__What the task asks__
Collect the lines of the entries where "until" shows up.

__Records for this task__
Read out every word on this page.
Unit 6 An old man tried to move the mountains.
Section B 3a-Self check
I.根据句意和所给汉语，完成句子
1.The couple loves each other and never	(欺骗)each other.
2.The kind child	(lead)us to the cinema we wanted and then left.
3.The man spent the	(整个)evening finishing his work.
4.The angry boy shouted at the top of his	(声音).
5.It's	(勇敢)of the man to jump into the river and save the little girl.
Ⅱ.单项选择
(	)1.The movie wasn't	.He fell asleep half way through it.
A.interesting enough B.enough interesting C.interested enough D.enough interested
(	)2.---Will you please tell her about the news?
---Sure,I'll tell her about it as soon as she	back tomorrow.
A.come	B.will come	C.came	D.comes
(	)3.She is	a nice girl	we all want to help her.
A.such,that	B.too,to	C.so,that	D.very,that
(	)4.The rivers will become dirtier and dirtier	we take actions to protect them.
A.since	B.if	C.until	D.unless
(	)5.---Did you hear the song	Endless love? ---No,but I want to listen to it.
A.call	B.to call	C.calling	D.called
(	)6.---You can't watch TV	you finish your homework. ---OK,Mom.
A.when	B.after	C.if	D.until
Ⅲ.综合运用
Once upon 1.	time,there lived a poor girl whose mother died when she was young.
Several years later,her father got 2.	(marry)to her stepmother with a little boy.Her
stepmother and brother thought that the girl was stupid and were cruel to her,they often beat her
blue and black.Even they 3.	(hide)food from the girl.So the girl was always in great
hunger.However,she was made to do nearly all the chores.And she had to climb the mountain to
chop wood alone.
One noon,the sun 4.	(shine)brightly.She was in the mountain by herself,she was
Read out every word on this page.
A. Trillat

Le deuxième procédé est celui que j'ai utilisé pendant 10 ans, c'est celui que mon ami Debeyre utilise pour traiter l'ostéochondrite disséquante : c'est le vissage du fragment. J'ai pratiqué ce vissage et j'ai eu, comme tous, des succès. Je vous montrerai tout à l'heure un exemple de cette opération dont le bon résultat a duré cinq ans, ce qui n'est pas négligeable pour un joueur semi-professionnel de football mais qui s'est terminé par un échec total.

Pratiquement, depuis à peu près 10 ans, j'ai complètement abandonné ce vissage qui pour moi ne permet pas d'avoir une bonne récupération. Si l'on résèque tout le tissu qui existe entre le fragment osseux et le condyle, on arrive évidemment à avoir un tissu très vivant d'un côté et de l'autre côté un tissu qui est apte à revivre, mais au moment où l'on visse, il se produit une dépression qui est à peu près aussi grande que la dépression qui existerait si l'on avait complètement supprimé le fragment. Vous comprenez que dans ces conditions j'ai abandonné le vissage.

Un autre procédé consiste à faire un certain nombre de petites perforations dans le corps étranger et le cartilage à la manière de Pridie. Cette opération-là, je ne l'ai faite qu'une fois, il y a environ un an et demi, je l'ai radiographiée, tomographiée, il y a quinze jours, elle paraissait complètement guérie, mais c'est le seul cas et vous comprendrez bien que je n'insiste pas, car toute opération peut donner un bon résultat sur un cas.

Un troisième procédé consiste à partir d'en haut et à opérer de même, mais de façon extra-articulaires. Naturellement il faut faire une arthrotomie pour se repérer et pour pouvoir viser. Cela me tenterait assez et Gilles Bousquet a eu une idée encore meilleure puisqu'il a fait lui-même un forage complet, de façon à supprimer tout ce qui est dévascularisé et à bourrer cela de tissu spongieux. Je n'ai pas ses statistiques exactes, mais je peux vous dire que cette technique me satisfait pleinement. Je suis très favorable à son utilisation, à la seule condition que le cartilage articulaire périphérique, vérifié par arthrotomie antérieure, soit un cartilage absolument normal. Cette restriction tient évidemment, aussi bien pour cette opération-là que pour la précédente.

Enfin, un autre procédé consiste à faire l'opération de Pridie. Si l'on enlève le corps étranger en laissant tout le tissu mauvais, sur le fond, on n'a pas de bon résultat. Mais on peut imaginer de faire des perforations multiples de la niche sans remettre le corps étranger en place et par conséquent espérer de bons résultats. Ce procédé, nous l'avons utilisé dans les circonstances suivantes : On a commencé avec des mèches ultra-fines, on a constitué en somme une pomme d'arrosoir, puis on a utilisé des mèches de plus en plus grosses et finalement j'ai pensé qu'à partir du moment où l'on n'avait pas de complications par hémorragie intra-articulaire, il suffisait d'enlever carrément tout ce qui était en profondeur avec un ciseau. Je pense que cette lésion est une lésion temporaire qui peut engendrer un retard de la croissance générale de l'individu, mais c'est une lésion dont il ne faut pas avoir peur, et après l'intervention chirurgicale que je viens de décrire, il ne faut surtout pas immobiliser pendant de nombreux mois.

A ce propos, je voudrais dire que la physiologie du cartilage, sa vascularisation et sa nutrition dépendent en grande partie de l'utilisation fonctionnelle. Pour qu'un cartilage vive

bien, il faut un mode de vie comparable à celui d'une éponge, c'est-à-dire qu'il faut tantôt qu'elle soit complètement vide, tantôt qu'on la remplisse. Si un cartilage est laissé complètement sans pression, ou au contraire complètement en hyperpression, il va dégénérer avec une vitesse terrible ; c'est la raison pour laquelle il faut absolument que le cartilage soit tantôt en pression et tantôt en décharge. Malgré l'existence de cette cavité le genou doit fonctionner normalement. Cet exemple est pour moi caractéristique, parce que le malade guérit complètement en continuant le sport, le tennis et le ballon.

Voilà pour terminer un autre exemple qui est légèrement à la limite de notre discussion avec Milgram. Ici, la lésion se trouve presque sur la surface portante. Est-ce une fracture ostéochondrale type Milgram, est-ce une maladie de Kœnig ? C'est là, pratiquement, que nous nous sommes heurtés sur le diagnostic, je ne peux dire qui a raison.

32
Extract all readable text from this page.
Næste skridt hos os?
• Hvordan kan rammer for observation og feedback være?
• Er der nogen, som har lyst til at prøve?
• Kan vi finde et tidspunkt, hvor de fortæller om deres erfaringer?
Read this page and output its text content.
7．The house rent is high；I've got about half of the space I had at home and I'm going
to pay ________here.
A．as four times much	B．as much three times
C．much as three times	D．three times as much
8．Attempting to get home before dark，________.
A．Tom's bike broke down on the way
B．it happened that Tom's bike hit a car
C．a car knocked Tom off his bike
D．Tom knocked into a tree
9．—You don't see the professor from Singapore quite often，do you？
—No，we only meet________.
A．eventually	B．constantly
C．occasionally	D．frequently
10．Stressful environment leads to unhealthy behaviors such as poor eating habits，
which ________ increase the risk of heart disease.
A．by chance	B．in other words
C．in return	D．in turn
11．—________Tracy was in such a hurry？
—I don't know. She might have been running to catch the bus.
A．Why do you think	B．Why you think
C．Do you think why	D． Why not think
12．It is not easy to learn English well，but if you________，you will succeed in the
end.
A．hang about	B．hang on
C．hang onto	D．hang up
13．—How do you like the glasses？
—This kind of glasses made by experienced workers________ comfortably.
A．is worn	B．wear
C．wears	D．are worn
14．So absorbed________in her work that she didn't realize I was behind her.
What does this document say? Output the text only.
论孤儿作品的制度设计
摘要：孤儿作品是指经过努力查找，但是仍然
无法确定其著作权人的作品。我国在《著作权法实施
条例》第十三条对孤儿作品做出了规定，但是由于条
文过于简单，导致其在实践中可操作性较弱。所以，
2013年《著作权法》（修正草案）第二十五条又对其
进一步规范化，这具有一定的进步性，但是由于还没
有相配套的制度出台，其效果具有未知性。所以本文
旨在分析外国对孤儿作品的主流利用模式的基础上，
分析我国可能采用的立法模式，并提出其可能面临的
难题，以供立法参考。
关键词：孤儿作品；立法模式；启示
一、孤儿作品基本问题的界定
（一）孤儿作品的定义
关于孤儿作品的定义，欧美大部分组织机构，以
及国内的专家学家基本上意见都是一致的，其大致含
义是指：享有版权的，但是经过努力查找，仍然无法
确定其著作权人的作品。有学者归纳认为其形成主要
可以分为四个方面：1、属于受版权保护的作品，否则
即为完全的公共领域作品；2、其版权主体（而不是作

__Solution to this task__
A.since	B.if	C.until	D.unless
A.when	B.after	C.if	D.until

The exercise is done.